**** Entries supplied ****

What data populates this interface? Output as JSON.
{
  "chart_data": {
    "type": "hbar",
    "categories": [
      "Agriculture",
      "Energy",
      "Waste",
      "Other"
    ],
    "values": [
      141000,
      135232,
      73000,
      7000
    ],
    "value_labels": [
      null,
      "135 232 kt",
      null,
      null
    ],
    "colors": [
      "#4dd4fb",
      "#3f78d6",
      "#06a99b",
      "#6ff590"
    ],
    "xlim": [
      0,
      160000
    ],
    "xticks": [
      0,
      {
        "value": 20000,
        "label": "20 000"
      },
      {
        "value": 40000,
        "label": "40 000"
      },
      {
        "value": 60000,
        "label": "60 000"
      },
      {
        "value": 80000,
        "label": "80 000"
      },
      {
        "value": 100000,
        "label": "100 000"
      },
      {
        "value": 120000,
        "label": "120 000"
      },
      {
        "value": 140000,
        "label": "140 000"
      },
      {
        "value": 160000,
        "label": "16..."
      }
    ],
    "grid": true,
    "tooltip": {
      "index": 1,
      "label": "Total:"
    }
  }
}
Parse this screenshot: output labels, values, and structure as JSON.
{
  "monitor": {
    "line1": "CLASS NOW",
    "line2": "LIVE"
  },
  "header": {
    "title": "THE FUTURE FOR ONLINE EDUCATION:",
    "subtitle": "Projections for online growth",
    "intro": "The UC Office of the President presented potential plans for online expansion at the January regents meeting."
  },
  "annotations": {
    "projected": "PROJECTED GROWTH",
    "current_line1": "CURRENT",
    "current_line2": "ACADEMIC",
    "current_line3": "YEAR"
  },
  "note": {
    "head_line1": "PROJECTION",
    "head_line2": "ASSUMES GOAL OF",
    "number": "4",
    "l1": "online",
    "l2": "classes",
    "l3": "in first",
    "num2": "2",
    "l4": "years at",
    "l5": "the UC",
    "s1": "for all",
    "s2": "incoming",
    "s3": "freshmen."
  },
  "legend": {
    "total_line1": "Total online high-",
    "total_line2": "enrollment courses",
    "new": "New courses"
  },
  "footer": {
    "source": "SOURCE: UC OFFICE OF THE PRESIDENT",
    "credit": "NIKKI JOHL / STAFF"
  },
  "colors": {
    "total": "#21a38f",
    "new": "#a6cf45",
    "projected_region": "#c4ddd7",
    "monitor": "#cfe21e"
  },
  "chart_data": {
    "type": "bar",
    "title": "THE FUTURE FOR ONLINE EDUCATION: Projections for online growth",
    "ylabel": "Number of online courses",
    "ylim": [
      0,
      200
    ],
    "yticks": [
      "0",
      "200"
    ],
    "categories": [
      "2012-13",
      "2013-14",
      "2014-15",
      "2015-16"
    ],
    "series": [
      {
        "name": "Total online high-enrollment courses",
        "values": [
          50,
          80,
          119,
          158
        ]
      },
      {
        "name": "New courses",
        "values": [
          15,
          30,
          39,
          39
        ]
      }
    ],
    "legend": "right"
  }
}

****

### [Request]
Retype the records in full. Keep every line identical to the original.

### [Exercise solution]
What data populates this interface? Output as JSON.
{
  "chart_data": {
    "type": "hbar",
    "categories": [
      "Agriculture",
      "Energy",
      "Waste",
      "Other"
    ],
    "values": [
      141000,
      135232,
      73000,
      7000
    ],
    "value_labels": [
      null,
      "135 232 kt",
      null,
      null
    ],
    "colors": [
      "#4dd4fb",
      "#3f78d6",
      "#06a99b",
      "#6ff590"
    ],
    "xlim": [
      0,
      160000
    ],
    "xticks": [
      0,
      {
        "value": 20000,
        "label": "20 000"
      },
      {
        "value": 40000,
        "label": "40 000"
      },
      {
        "value": 60000,
        "label": "60 000"
      },
      {
        "value": 80000,
        "label": "80 000"
      },
      {
        "value": 100000,
        "label": "100 000"
      },
      {
        "value": 120000,
        "label": "120 000"
      },
      {
        "value": 140000,
        "label": "140 000"
      },
      {
        "value": 160000,
        "label": "16..."
      }
    ],
    "grid": true,
    "tooltip": {
      "index": 1,
      "label": "Total:"
    }
  }
}
Parse this screenshot: output labels, values, and structure as JSON.
{
  "monitor": {
    "line1": "CLASS NOW",
    "line2": "LIVE"
  },
  "header": {
    "title": "THE FUTURE FOR ONLINE EDUCATION:",
    "subtitle": "Projections for online growth",
    "intro": "The UC Office of the President presented potential plans for online expansion at the January regents meeting."
  },
  "annotations": {
    "projected": "PROJECTED GROWTH",
    "current_line1": "CURRENT",
    "current_line2": "ACADEMIC",
    "current_line3": "YEAR"
  },
  "note": {
    "head_line1": "PROJECTION",
    "head_line2": "ASSUMES GOAL OF",
    "number": "4",
    "l1": "online",
    "l2": "classes",
    "l3": "in first",
    "num2": "2",
    "l4": "years at",
    "l5": "the UC",
    "s1": "for all",
    "s2": "incoming",
    "s3": "freshmen."
  },
  "legend": {
    "total_line1": "Total online high-",
    "total_line2": "enrollment courses",
    "new": "New courses"
  },
  "footer": {
    "source": "SOURCE: UC OFFICE OF THE PRESIDENT",
    "credit": "NIKKI JOHL / STAFF"
  },
  "colors": {
    "total": "#21a38f",
    "new": "#a6cf45",
    "projected_region": "#c4ddd7",
    "monitor": "#cfe21e"
  },
  "chart_data": {
    "type": "bar",
    "title": "THE FUTURE FOR ONLINE EDUCATION: Projections for online growth",
    "ylabel": "Number of online courses",
    "ylim": [
      0,
      200
    ],
    "yticks": [
      "0",
      "200"
    ],
    "categories": [
      "2012-13",
      "2013-14",
      "2014-15",
      "2015-16"
    ],
    "series": [
      {
        "name": "Total online high-enrollment courses",
        "values": [
          50,
          80,
          119,
          158
        ]
      },
      {
        "name": "New courses",
        "values": [
          15,
          30,
          39,
          39
        ]
      }
    ],
    "legend": "right"
  }
}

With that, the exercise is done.